- _REQUIRED WORK_:
Skip every picture and transcribe the remaining material exactly.

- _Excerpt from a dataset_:
◆ ◆ ◆ ◆
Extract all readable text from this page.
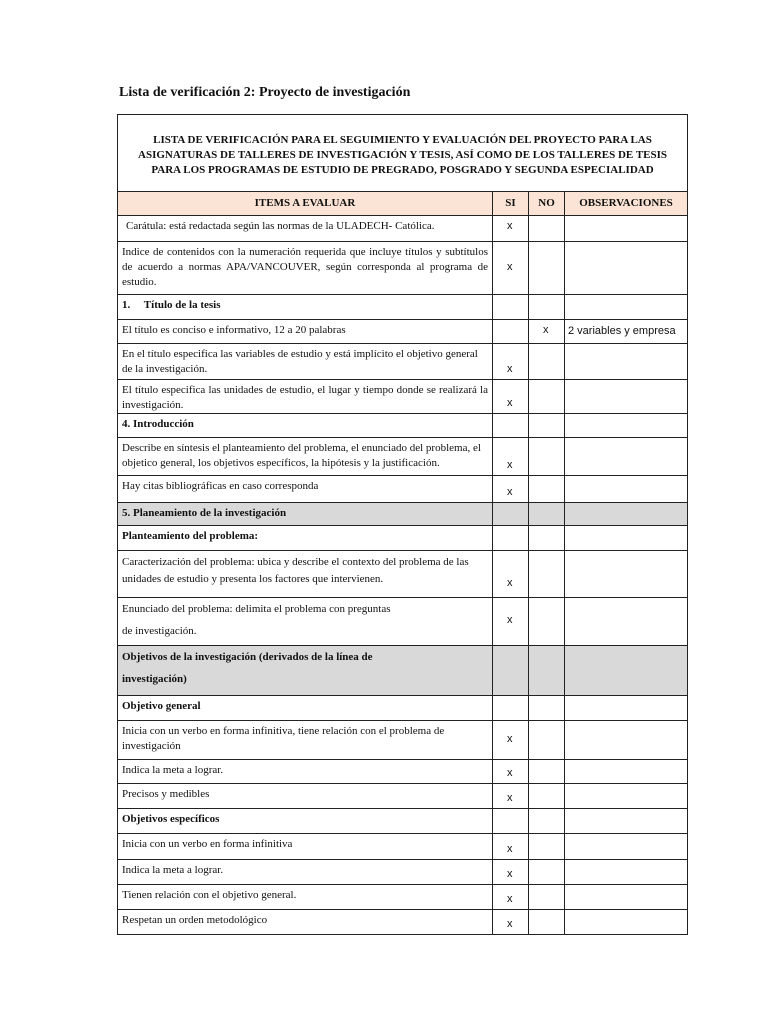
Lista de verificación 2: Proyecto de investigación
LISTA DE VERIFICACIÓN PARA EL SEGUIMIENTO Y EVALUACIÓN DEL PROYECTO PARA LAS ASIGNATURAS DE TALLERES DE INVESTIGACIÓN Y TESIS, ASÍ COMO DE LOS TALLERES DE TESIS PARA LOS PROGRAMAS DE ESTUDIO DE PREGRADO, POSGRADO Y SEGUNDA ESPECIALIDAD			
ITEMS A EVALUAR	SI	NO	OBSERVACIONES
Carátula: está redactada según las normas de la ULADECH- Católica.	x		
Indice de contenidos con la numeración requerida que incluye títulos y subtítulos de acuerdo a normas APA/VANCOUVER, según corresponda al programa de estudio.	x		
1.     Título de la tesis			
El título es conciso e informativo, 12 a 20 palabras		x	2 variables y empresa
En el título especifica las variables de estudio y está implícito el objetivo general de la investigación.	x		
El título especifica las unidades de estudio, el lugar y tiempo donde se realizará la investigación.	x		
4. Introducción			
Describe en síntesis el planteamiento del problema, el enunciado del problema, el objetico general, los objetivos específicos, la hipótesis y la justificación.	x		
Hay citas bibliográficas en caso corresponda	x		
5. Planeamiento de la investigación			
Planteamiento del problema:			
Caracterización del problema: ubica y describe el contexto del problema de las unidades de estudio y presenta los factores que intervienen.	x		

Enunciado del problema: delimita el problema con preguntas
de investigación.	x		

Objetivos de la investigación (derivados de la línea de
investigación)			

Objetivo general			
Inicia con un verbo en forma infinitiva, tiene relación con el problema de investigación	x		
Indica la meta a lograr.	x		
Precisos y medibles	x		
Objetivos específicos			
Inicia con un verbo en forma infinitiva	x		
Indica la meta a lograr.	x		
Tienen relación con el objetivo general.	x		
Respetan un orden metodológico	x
◆ ◆ ◆ ◆
- _THE RESULT_:
Extract all readable text from this page.
Lista de verificación 2: Proyecto de investigación
LISTA DE VERIFICACIÓN PARA EL SEGUIMIENTO Y EVALUACIÓN DEL PROYECTO PARA LAS ASIGNATURAS DE TALLERES DE INVESTIGACIÓN Y TESIS, ASÍ COMO DE LOS TALLERES DE TESIS PARA LOS PROGRAMAS DE ESTUDIO DE PREGRADO, POSGRADO Y SEGUNDA ESPECIALIDAD			
ITEMS A EVALUAR	SI	NO	OBSERVACIONES
Carátula: está redactada según las normas de la ULADECH- Católica.	x		
Indice de contenidos con la numeración requerida que incluye títulos y subtítulos de acuerdo a normas APA/VANCOUVER, según corresponda al programa de estudio.	x		
1.     Título de la tesis			
El título es conciso e informativo, 12 a 20 palabras		x	2 variables y empresa
En el título especifica las variables de estudio y está implícito el objetivo general de la investigación.	x		
El título especifica las unidades de estudio, el lugar y tiempo donde se realizará la investigación.	x		
4. Introducción			
Describe en síntesis el planteamiento del problema, el enunciado del problema, el objetico general, los objetivos específicos, la hipótesis y la justificación.	x		
Hay citas bibliográficas en caso corresponda	x		
5. Planeamiento de la investigación			
Planteamiento del problema:			
Caracterización del problema: ubica y describe el contexto del problema de las unidades de estudio y presenta los factores que intervienen.	x		

Enunciado del problema: delimita el problema con preguntas
de investigación.	x		

Objetivos de la investigación (derivados de la línea de
investigación)			

Objetivo general			
Inicia con un verbo en forma infinitiva, tiene relación con el problema de investigación	x		
Indica la meta a lograr.	x		
Precisos y medibles	x		
Objetivos específicos			
Inicia con un verbo en forma infinitiva	x		
Indica la meta a lograr.	x		
Tienen relación con el objetivo general.	x		
Respetan un orden metodológico	x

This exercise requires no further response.